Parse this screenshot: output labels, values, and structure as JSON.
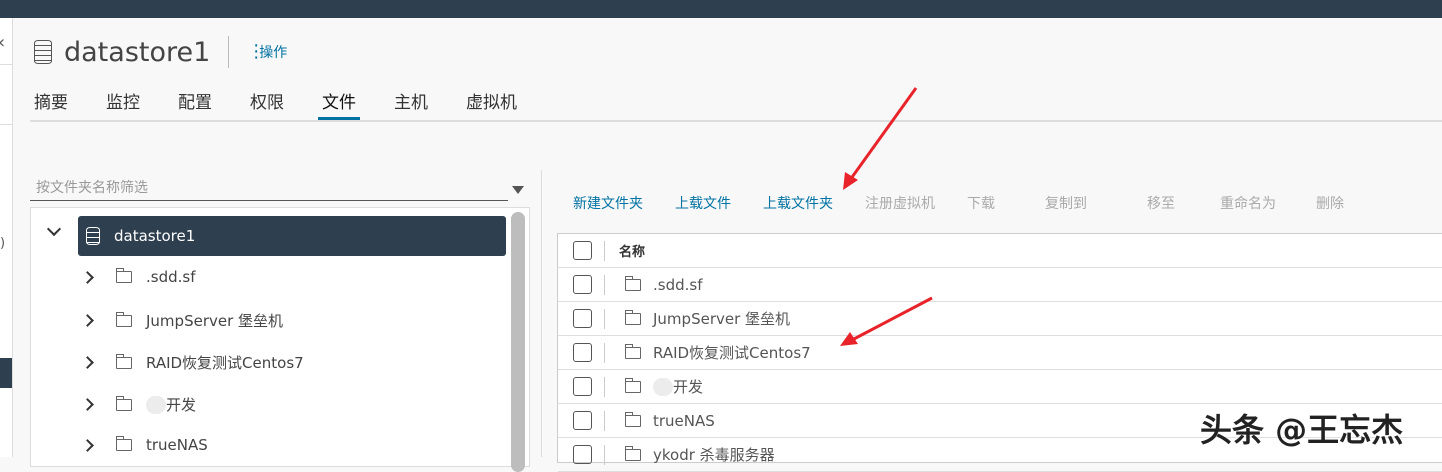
{
  "header": {
    "title": "datastore1",
    "actions_label": "操作"
  },
  "tabs": [
    "摘要",
    "监控",
    "配置",
    "权限",
    "文件",
    "主机",
    "虚拟机"
  ],
  "active_tab": "文件",
  "filter": {
    "placeholder": "按文件夹名称筛选"
  },
  "tree": {
    "root": "datastore1",
    "items": [
      ".sdd.sf",
      "JumpServer 堡垒机",
      "RAID恢复测试Centos7",
      "开发",
      "trueNAS"
    ]
  },
  "toolbar": {
    "enabled": [
      "新建文件夹",
      "上载文件",
      "上载文件夹"
    ],
    "disabled": [
      "注册虚拟机",
      "下载",
      "复制到",
      "移至",
      "重命名为",
      "删除"
    ]
  },
  "table": {
    "header": "名称",
    "rows": [
      ".sdd.sf",
      "JumpServer 堡垒机",
      "RAID恢复测试Centos7",
      "开发",
      "trueNAS",
      "ykodr 杀毒服务器"
    ]
  },
  "watermark": "头条 @王忘杰",
  "colors": {
    "accent": "#0072a3",
    "dark": "#2e3f4f",
    "arrow": "#e8232a"
  }
}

|---|

§ GIVEN EXERCISE
Write out every line above exactly as it is, leaving out the pictures.

§ TASK RESULT
Parse this screenshot: output labels, values, and structure as JSON.
{
  "header": {
    "title": "datastore1",
    "actions_label": "操作"
  },
  "tabs": [
    "摘要",
    "监控",
    "配置",
    "权限",
    "文件",
    "主机",
    "虚拟机"
  ],
  "active_tab": "文件",
  "filter": {
    "placeholder": "按文件夹名称筛选"
  },
  "tree": {
    "root": "datastore1",
    "items": [
      ".sdd.sf",
      "JumpServer 堡垒机",
      "RAID恢复测试Centos7",
      "开发",
      "trueNAS"
    ]
  },
  "toolbar": {
    "enabled": [
      "新建文件夹",
      "上载文件",
      "上载文件夹"
    ],
    "disabled": [
      "注册虚拟机",
      "下载",
      "复制到",
      "移至",
      "重命名为",
      "删除"
    ]
  },
  "table": {
    "header": "名称",
    "rows": [
      ".sdd.sf",
      "JumpServer 堡垒机",
      "RAID恢复测试Centos7",
      "开发",
      "trueNAS",
      "ykodr 杀毒服务器"
    ]
  },
  "watermark": "头条 @王忘杰",
  "colors": {
    "accent": "#0072a3",
    "dark": "#2e3f4f",
    "arrow": "#e8232a"
  }
}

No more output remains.